### Data for this exercise
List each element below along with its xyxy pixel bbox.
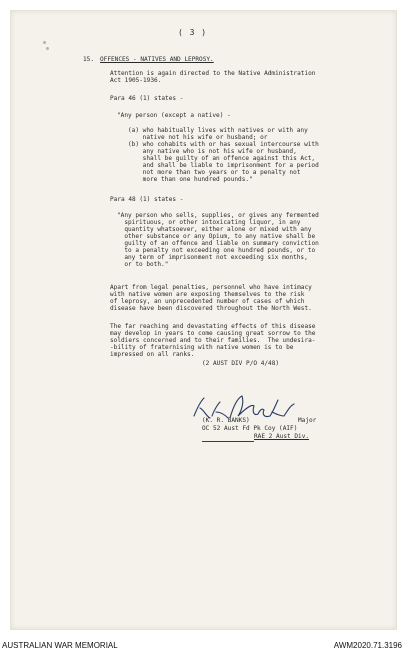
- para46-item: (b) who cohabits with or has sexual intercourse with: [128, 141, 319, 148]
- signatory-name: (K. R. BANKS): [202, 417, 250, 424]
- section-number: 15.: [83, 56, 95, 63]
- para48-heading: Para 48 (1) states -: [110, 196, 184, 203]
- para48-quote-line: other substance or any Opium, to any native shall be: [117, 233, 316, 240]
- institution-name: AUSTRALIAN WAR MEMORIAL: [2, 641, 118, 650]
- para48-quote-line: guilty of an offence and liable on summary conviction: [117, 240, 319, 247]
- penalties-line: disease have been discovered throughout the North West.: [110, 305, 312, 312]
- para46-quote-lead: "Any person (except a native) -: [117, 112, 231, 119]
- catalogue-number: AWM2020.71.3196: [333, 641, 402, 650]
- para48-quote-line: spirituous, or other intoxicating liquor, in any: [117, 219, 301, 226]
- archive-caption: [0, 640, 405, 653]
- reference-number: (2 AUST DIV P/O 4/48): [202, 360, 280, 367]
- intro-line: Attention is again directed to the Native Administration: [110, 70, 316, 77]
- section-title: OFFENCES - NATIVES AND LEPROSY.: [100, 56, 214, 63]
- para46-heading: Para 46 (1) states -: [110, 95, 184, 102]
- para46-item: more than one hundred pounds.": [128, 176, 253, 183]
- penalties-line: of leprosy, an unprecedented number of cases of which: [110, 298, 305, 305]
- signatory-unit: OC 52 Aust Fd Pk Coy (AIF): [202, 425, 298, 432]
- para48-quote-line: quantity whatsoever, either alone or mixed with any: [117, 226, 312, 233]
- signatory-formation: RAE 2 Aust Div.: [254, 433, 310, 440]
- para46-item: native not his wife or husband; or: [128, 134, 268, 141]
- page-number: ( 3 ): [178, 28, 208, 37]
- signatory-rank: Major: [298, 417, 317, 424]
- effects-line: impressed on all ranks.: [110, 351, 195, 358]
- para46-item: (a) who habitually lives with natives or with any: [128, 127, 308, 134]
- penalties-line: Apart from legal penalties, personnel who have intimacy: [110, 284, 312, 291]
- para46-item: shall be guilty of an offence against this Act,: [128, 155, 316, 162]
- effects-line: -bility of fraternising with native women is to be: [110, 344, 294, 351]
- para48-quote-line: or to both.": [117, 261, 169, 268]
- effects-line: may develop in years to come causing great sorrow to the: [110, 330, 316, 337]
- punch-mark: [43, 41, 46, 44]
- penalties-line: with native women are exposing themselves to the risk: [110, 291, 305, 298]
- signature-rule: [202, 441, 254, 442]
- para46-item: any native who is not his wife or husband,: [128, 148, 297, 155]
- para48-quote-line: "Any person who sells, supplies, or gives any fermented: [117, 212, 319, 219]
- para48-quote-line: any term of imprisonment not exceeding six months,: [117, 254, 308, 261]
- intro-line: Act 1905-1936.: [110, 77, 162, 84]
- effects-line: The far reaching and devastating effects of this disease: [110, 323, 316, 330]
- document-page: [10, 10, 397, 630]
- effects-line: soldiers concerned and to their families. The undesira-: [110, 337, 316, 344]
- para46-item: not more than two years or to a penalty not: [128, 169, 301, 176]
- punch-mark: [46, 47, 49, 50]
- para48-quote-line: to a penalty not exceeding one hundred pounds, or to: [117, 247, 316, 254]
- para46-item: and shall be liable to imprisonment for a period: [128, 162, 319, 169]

### To do
Quote the material word for word, from the line containing "- para46-item: (b)" down through the line containing "- para48-quote-line: guilty", including both of those lines.

### The reply
- para46-item: (b) who cohabits with or has sexual intercourse with: [128, 141, 319, 148]
- signatory-name: (K. R. BANKS): [202, 417, 250, 424]
- section-number: 15.: [83, 56, 95, 63]
- para48-heading: Para 48 (1) states -: [110, 196, 184, 203]
- para48-quote-line: other substance or any Opium, to any native shall be: [117, 233, 316, 240]
- institution-name: AUSTRALIAN WAR MEMORIAL: [2, 641, 118, 650]
- para48-quote-line: guilty of an offence and liable on summary conviction: [117, 240, 319, 247]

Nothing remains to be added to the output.